WORK REQUIRED: Check every line below for the word "Please" and copy each one that has it.

INFORMATION GIVEN:
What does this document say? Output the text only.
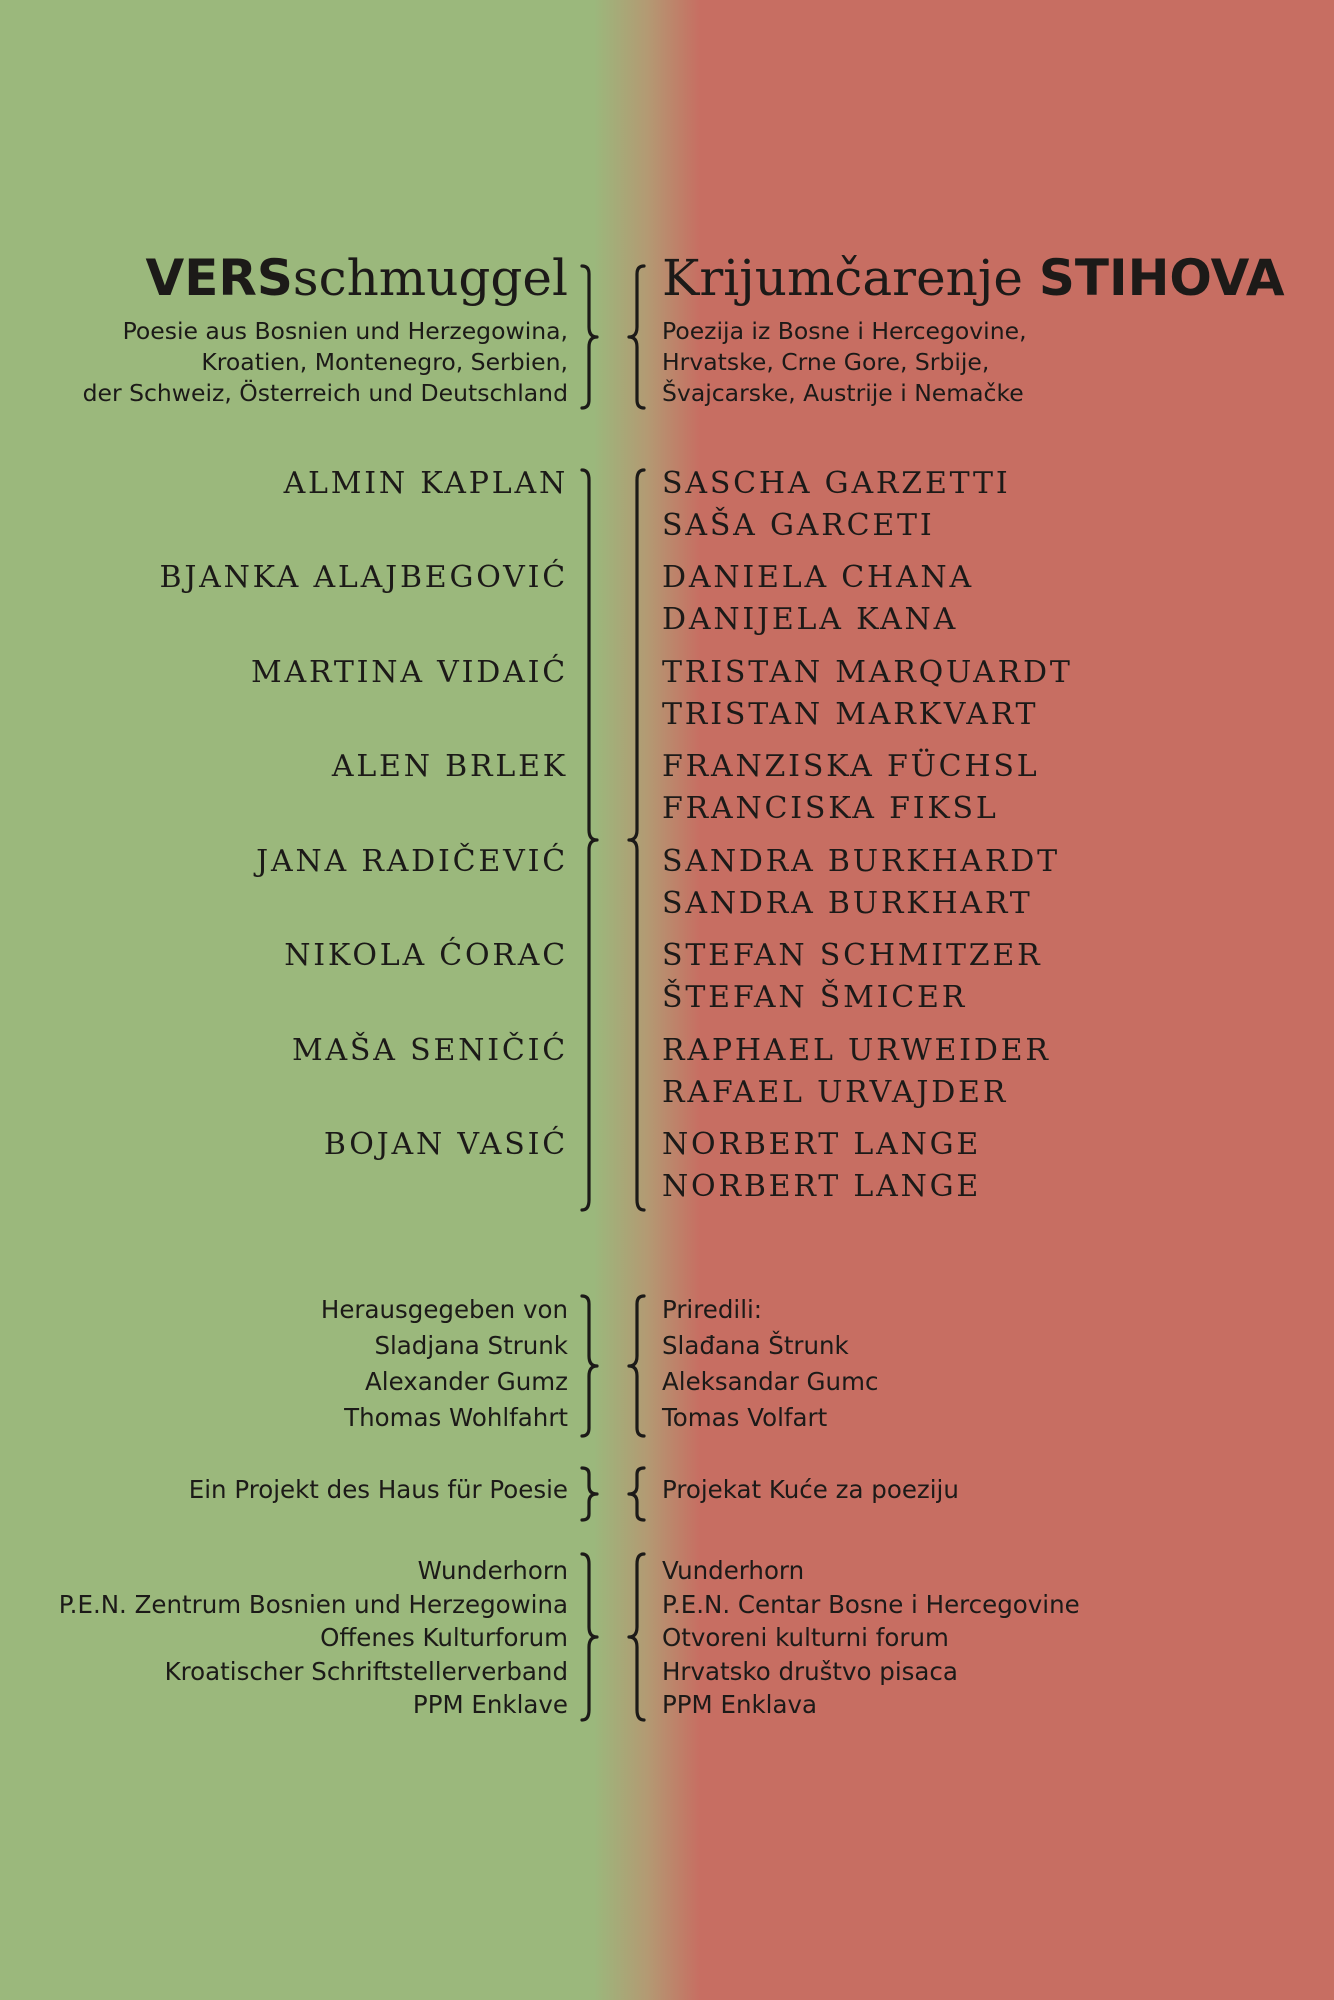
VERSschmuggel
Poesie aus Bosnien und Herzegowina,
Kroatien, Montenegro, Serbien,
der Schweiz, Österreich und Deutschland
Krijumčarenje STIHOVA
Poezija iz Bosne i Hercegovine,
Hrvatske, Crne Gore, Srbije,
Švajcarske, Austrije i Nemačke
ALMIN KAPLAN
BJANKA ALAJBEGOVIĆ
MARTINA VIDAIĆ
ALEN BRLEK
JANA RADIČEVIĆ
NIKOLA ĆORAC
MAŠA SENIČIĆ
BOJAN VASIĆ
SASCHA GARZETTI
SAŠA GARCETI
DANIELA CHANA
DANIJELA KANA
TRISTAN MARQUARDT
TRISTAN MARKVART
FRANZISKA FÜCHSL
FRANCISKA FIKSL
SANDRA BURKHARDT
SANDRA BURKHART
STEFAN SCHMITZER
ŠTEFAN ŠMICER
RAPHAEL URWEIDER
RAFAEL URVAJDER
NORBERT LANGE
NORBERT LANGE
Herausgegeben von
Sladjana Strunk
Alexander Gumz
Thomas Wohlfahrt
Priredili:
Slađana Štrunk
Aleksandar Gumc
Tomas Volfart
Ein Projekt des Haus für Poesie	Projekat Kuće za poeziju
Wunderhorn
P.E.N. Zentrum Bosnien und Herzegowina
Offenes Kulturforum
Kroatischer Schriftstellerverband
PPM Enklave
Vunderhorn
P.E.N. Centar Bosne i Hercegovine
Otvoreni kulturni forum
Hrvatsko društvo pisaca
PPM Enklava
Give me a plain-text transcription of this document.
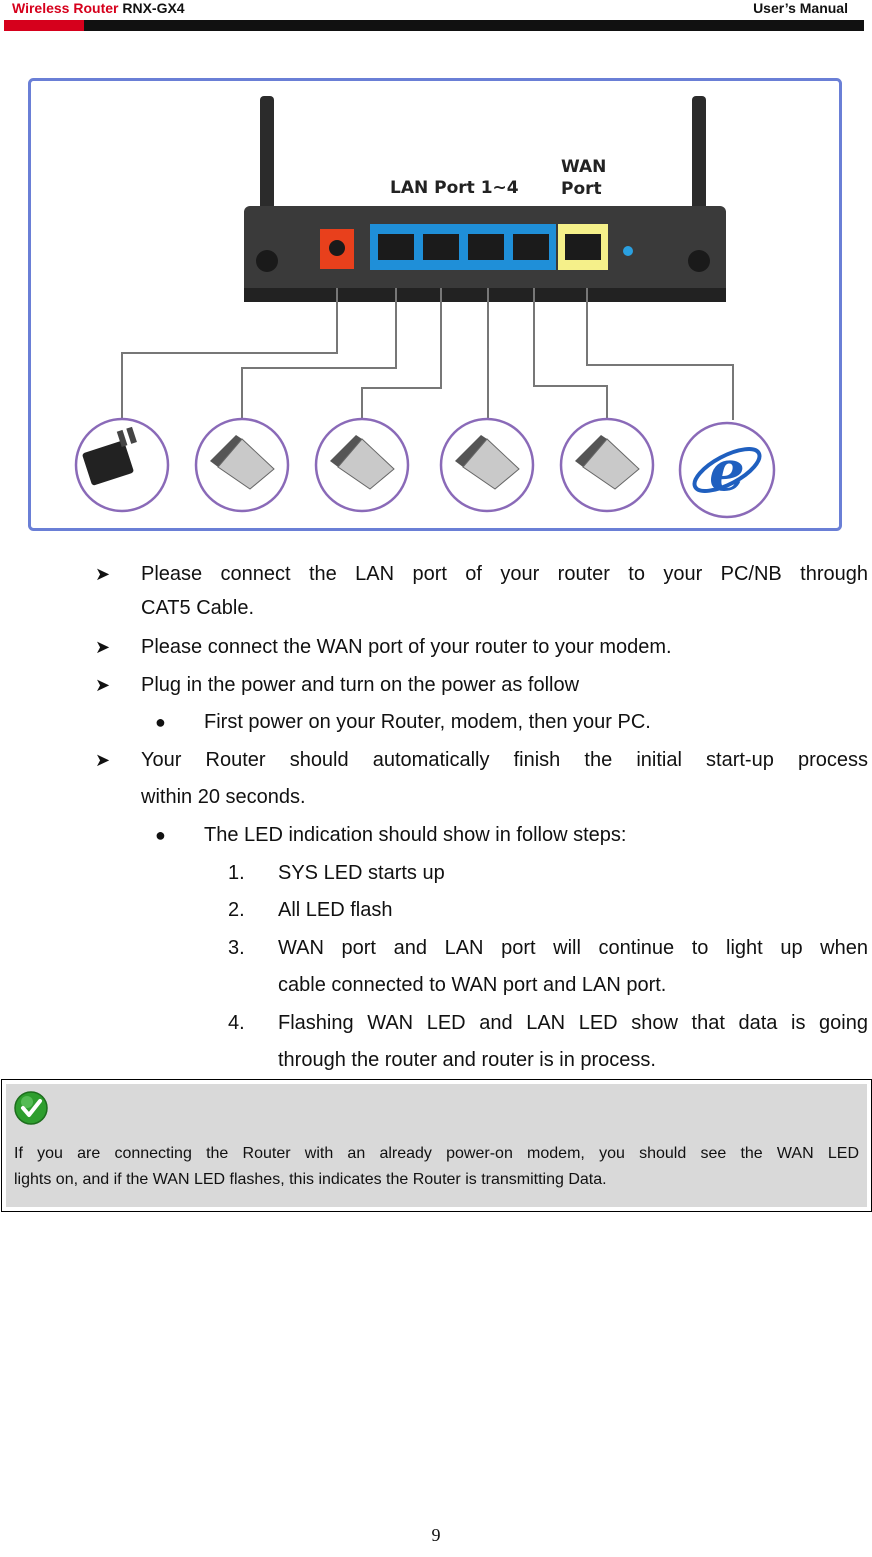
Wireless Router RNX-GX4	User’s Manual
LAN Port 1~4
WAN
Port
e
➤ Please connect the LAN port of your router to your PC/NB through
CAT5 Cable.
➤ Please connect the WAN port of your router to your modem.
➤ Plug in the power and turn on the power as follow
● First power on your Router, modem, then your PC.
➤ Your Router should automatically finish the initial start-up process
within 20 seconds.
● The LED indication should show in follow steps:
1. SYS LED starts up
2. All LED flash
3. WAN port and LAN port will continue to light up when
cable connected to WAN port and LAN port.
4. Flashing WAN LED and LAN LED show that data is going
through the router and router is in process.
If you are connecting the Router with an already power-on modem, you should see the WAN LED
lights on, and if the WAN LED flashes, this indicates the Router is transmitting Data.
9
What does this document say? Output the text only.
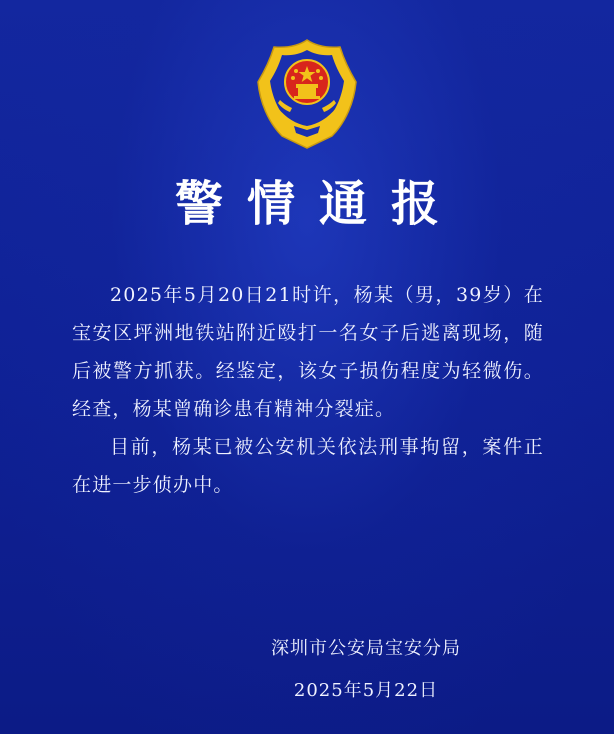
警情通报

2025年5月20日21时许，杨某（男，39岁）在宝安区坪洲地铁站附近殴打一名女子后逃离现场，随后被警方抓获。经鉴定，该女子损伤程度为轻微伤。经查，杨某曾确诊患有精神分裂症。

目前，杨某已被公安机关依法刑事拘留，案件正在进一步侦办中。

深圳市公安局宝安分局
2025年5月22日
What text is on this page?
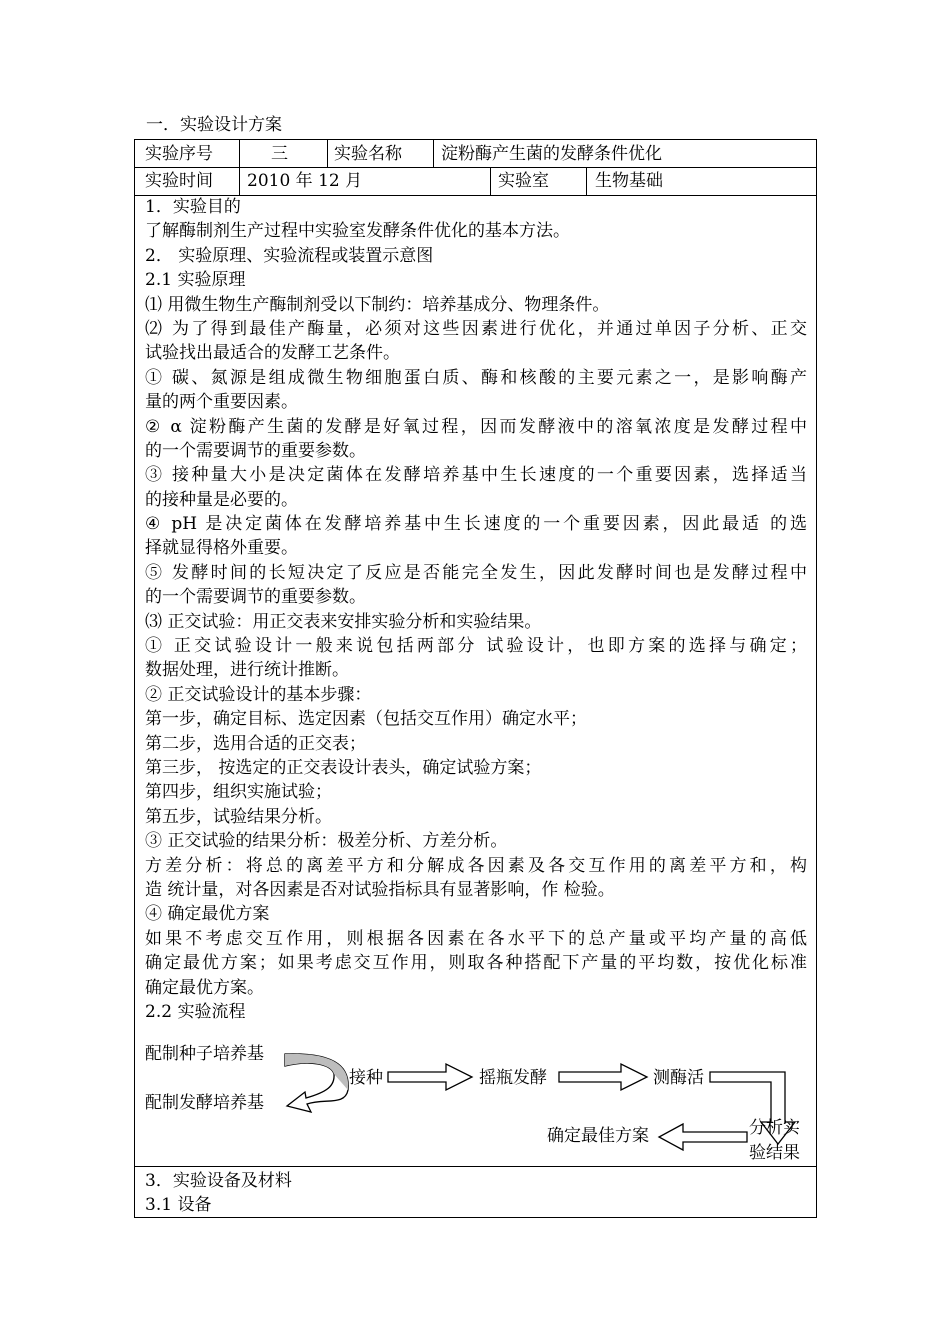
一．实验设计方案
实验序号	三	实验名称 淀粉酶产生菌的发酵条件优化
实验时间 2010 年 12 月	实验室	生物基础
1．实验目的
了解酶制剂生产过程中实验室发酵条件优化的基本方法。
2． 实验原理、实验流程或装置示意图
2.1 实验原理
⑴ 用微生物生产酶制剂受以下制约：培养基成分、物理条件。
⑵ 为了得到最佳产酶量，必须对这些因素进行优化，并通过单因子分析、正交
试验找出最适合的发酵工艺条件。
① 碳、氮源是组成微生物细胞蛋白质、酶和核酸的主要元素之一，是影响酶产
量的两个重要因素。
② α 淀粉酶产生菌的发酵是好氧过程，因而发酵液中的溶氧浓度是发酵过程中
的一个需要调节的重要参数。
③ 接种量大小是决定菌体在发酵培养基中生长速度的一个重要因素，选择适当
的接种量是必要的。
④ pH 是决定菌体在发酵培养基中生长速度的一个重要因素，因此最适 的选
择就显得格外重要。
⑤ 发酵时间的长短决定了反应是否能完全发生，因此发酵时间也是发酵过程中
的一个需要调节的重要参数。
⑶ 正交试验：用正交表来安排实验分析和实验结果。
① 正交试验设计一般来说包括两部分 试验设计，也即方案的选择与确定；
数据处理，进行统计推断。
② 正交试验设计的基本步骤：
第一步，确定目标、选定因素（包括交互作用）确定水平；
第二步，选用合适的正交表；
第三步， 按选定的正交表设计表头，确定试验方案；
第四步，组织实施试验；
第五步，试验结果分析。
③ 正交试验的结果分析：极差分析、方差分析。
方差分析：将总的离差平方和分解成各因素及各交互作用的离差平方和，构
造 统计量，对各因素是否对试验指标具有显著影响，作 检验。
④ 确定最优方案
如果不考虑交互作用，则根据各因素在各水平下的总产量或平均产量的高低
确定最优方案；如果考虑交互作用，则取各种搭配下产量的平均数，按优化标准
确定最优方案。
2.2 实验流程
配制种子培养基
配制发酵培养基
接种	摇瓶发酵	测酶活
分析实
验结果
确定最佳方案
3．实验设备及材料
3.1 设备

OUTPUT BELOW:
➤ Please connect the LAN port of your router to your PC/NB through
➤ Please connect the WAN port of your router to your modem.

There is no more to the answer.